Challenge — Give the count of lines in the data that include the string "this", with no added remarks.

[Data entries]

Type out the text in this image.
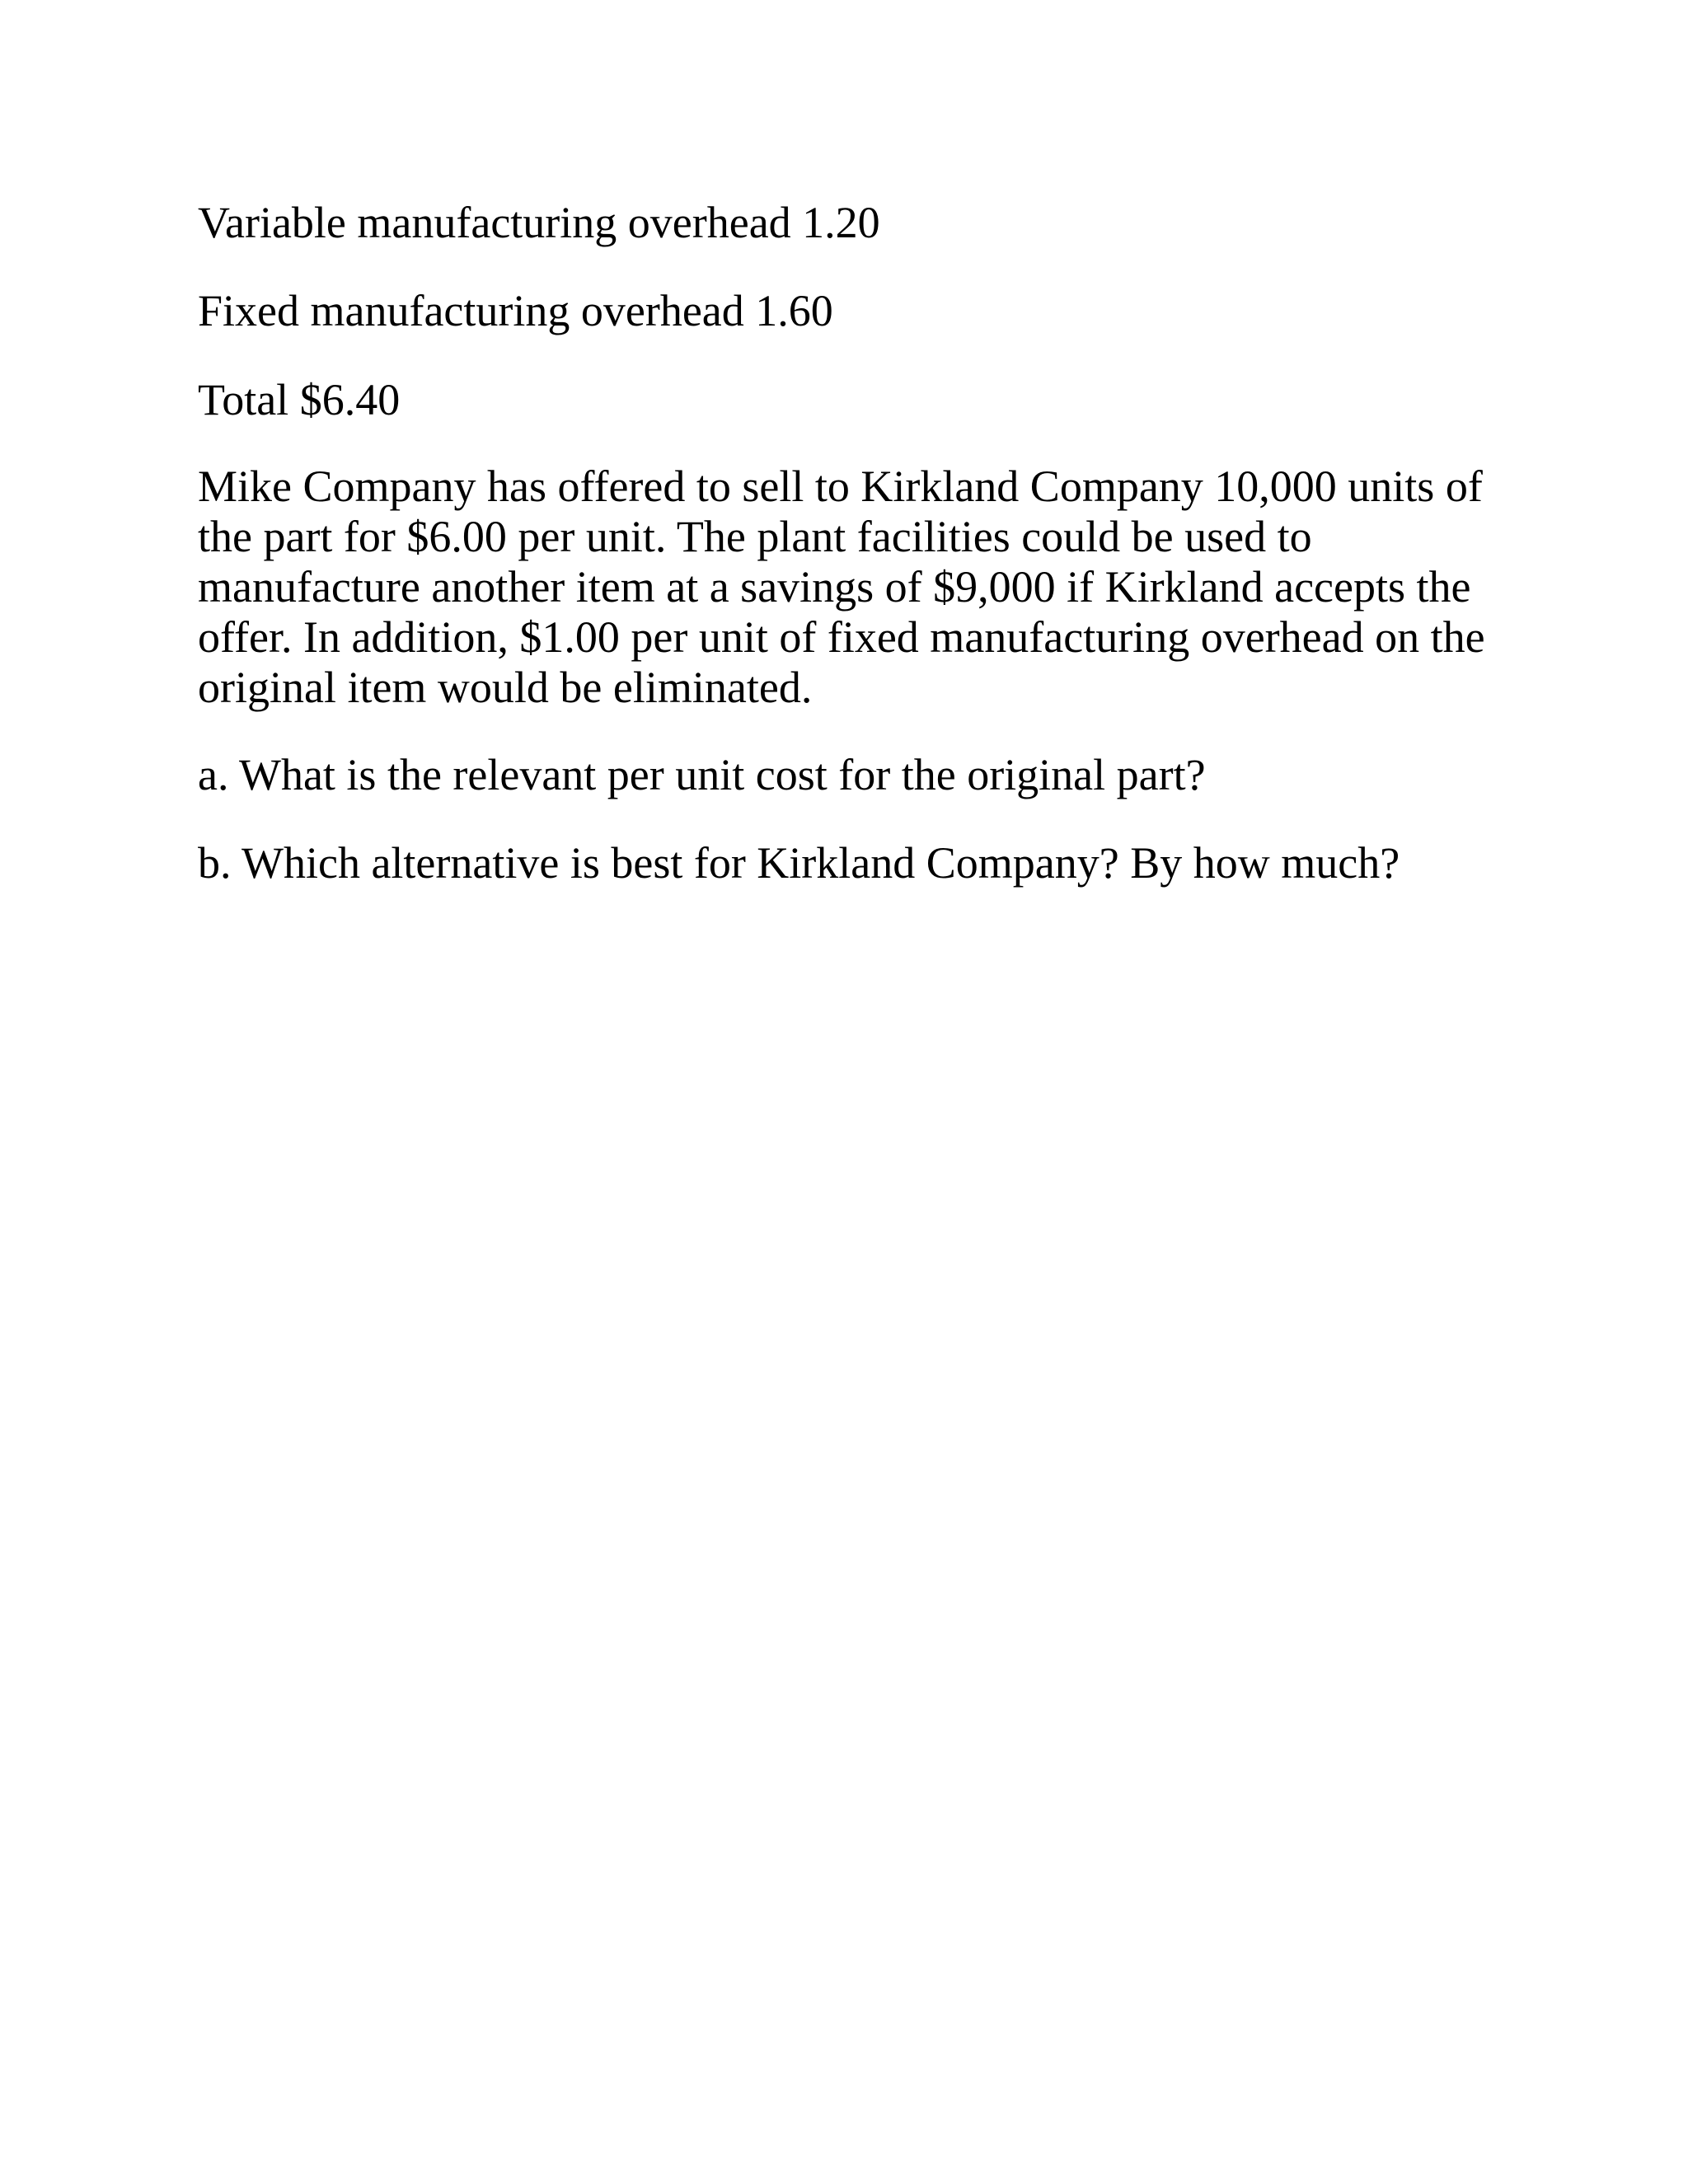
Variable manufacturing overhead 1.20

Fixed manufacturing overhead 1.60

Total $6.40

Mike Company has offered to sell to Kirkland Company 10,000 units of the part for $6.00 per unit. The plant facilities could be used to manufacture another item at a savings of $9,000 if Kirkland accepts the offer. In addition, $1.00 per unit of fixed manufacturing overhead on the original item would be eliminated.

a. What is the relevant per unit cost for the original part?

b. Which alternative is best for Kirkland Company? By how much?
* * *
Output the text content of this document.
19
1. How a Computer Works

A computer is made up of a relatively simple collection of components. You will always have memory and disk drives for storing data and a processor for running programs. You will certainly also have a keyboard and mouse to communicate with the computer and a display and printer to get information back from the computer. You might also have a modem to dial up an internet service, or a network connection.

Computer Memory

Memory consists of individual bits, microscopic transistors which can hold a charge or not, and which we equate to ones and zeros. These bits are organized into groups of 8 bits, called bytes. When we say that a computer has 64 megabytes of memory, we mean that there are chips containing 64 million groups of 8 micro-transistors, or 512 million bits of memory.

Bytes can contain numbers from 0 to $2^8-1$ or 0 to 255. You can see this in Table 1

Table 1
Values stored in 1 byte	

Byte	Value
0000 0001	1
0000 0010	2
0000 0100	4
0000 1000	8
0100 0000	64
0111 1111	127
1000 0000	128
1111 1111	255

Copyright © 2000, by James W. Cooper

Response to the task — 3